#### [Exercise objective]
Copy out all of the data exactly as it appears.

----- Dataset content

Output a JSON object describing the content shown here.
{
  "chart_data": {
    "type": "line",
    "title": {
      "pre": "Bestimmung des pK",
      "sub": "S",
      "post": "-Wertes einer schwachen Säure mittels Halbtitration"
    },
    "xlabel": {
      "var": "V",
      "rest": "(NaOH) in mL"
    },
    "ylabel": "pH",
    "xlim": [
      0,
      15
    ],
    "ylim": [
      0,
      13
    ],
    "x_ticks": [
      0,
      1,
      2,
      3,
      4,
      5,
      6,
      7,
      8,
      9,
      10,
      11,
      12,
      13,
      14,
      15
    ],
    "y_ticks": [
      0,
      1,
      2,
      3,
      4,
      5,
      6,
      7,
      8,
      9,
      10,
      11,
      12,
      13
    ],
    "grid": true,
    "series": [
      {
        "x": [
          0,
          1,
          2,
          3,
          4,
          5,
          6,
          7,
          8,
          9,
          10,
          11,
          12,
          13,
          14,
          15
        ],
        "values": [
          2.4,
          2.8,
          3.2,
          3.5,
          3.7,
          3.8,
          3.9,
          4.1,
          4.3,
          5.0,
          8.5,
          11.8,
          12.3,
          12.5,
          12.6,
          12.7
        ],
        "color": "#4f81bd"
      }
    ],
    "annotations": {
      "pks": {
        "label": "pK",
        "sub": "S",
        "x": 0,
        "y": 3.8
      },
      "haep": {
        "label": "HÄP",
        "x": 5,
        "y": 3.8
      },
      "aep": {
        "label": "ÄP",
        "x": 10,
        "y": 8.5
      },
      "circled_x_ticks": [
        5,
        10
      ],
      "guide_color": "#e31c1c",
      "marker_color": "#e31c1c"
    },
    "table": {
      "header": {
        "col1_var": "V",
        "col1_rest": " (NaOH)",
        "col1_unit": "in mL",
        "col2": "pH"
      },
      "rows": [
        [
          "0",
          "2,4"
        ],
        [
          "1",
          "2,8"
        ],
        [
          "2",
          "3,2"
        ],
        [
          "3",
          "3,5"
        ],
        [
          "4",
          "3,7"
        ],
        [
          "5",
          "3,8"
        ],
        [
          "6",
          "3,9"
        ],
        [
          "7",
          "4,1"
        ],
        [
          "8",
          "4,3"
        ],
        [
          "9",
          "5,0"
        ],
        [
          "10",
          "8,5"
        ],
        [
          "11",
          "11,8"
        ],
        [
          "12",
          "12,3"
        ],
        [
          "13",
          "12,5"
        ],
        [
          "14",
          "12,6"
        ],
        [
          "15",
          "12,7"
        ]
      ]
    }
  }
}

----------

#### [Solution to the exercise]
Output a JSON object describing the content shown here.
{
  "chart_data": {
    "type": "line",
    "title": {
      "pre": "Bestimmung des pK",
      "sub": "S",
      "post": "-Wertes einer schwachen Säure mittels Halbtitration"
    },
    "xlabel": {
      "var": "V",
      "rest": "(NaOH) in mL"
    },
    "ylabel": "pH",
    "xlim": [
      0,
      15
    ],
    "ylim": [
      0,
      13
    ],
    "x_ticks": [
      0,
      1,
      2,
      3,
      4,
      5,
      6,
      7,
      8,
      9,
      10,
      11,
      12,
      13,
      14,
      15
    ],
    "y_ticks": [
      0,
      1,
      2,
      3,
      4,
      5,
      6,
      7,
      8,
      9,
      10,
      11,
      12,
      13
    ],
    "grid": true,
    "series": [
      {
        "x": [
          0,
          1,
          2,
          3,
          4,
          5,
          6,
          7,
          8,
          9,
          10,
          11,
          12,
          13,
          14,
          15
        ],
        "values": [
          2.4,
          2.8,
          3.2,
          3.5,
          3.7,
          3.8,
          3.9,
          4.1,
          4.3,
          5.0,
          8.5,
          11.8,
          12.3,
          12.5,
          12.6,
          12.7
        ],
        "color": "#4f81bd"
      }
    ],
    "annotations": {
      "pks": {
        "label": "pK",
        "sub": "S",
        "x": 0,
        "y": 3.8
      },
      "haep": {
        "label": "HÄP",
        "x": 5,
        "y": 3.8
      },
      "aep": {
        "label": "ÄP",
        "x": 10,
        "y": 8.5
      },
      "circled_x_ticks": [
        5,
        10
      ],
      "guide_color": "#e31c1c",
      "marker_color": "#e31c1c"
    },
    "table": {
      "header": {
        "col1_var": "V",
        "col1_rest": " (NaOH)",
        "col1_unit": "in mL",
        "col2": "pH"
      },
      "rows": [
        [
          "0",
          "2,4"
        ],
        [
          "1",
          "2,8"
        ],
        [
          "2",
          "3,2"
        ],
        [
          "3",
          "3,5"
        ],
        [
          "4",
          "3,7"
        ],
        [
          "5",
          "3,8"
        ],
        [
          "6",
          "3,9"
        ],
        [
          "7",
          "4,1"
        ],
        [
          "8",
          "4,3"
        ],
        [
          "9",
          "5,0"
        ],
        [
          "10",
          "8,5"
        ],
        [
          "11",
          "11,8"
        ],
        [
          "12",
          "12,3"
        ],
        [
          "13",
          "12,5"
        ],
        [
          "14",
          "12,6"
        ],
        [
          "15",
          "12,7"
        ]
      ]
    }
  }
}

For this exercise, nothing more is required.